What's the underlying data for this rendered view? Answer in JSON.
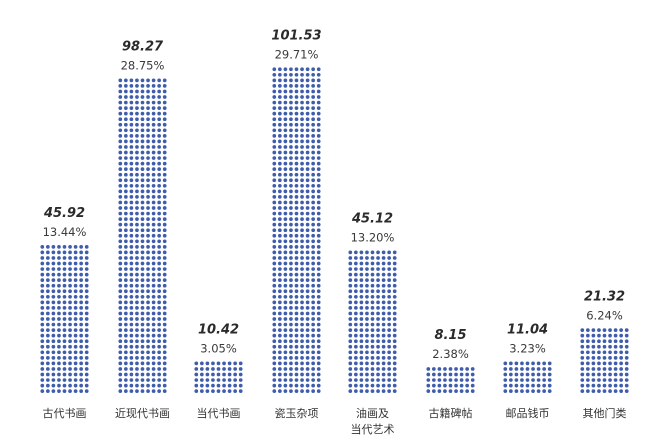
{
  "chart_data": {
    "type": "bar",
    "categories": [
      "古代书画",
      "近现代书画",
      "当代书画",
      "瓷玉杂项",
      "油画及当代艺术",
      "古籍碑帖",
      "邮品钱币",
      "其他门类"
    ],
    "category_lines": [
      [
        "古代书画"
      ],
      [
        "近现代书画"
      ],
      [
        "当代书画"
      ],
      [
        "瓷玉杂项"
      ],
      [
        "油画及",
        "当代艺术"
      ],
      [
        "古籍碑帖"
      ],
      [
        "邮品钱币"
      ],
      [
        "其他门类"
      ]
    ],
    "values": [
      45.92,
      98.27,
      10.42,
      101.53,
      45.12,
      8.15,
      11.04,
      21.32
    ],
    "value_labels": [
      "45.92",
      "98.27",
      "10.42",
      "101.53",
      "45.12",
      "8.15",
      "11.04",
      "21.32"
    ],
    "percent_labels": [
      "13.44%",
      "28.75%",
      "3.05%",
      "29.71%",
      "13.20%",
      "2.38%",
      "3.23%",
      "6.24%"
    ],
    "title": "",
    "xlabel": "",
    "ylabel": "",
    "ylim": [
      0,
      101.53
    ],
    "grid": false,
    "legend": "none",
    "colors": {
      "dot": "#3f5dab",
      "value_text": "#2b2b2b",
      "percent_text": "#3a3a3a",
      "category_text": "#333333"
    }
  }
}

● ● ●

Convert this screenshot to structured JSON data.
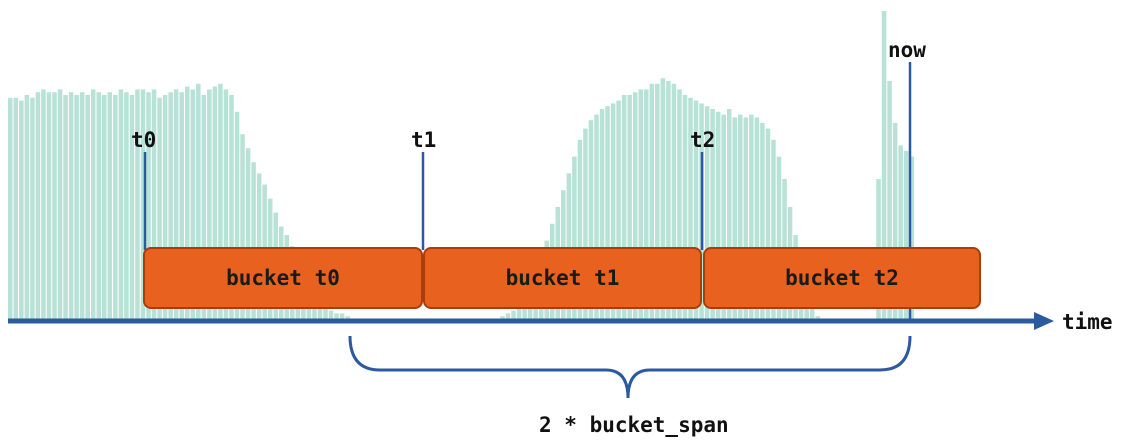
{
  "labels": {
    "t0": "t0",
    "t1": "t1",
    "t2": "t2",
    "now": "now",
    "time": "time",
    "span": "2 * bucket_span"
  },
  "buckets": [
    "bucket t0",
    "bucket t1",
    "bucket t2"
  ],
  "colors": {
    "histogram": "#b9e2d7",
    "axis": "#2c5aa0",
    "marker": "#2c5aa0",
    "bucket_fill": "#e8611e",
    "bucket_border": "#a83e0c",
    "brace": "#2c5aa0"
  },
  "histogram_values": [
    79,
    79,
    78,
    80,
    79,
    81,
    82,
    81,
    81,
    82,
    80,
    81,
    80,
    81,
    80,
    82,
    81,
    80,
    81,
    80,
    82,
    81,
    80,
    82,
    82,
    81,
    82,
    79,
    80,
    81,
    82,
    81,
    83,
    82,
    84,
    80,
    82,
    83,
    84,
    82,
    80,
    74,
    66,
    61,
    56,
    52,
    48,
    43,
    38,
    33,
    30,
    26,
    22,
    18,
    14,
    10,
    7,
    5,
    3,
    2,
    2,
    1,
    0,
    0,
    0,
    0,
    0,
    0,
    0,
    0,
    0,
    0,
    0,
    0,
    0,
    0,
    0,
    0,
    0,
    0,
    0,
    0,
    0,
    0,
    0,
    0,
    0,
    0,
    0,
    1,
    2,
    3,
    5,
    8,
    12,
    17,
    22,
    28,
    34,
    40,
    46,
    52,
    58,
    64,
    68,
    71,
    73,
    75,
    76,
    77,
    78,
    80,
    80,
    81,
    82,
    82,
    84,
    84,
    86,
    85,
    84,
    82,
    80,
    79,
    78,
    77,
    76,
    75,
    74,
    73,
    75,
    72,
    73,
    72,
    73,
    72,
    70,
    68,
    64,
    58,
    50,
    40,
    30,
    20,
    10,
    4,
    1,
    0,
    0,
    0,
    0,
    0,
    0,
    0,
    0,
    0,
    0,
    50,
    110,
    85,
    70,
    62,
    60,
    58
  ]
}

● ● ●

» **GOAL**
Return all lines containing "JSON".

» **WRITTEN RESPONSE**
What's the underlying data for this rendered view? Answer in JSON.
Convert this screenshot to structured JSON data.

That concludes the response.